Source records
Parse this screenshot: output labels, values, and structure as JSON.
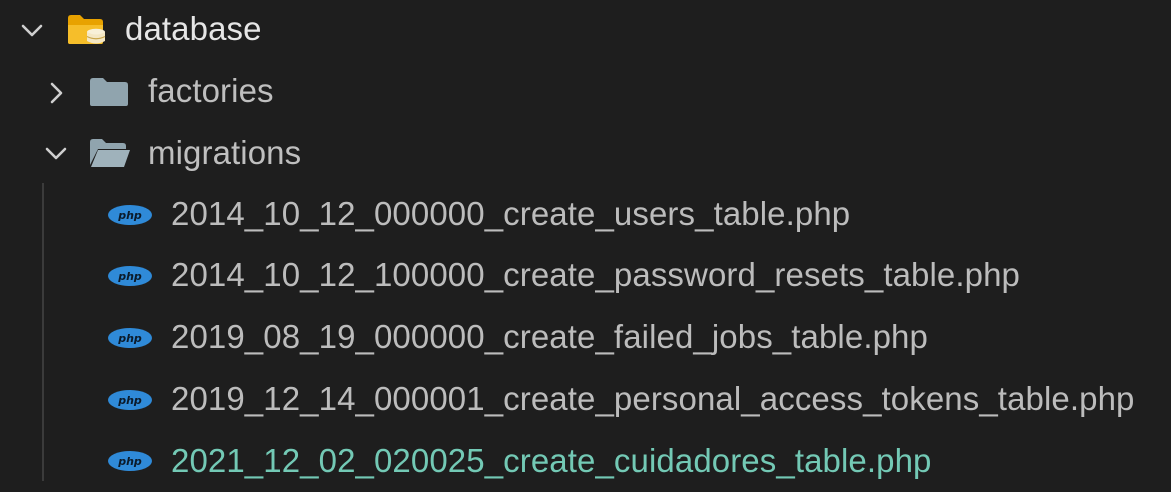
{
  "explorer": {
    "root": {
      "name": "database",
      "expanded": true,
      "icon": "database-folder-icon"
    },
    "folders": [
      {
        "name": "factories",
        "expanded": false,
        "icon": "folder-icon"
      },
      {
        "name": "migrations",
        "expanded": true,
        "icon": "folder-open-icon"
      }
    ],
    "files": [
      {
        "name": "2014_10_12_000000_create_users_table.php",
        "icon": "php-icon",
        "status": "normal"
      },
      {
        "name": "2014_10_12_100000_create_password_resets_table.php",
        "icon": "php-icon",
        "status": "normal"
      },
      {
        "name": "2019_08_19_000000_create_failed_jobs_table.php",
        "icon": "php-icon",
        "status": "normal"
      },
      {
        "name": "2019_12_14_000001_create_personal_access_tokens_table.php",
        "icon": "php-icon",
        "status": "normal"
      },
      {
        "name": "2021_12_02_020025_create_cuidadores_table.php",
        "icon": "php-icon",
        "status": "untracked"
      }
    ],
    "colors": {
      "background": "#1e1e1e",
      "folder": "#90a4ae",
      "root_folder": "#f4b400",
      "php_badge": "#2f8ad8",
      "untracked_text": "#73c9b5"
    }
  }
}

Exercise requirements
Transcribe the records above verbatim. Do not carry over any picture.

Written response
Parse this screenshot: output labels, values, and structure as JSON.
{
  "explorer": {
    "root": {
      "name": "database",
      "expanded": true,
      "icon": "database-folder-icon"
    },
    "folders": [
      {
        "name": "factories",
        "expanded": false,
        "icon": "folder-icon"
      },
      {
        "name": "migrations",
        "expanded": true,
        "icon": "folder-open-icon"
      }
    ],
    "files": [
      {
        "name": "2014_10_12_000000_create_users_table.php",
        "icon": "php-icon",
        "status": "normal"
      },
      {
        "name": "2014_10_12_100000_create_password_resets_table.php",
        "icon": "php-icon",
        "status": "normal"
      },
      {
        "name": "2019_08_19_000000_create_failed_jobs_table.php",
        "icon": "php-icon",
        "status": "normal"
      },
      {
        "name": "2019_12_14_000001_create_personal_access_tokens_table.php",
        "icon": "php-icon",
        "status": "normal"
      },
      {
        "name": "2021_12_02_020025_create_cuidadores_table.php",
        "icon": "php-icon",
        "status": "untracked"
      }
    ],
    "colors": {
      "background": "#1e1e1e",
      "folder": "#90a4ae",
      "root_folder": "#f4b400",
      "php_badge": "#2f8ad8",
      "untracked_text": "#73c9b5"
    }
  }
}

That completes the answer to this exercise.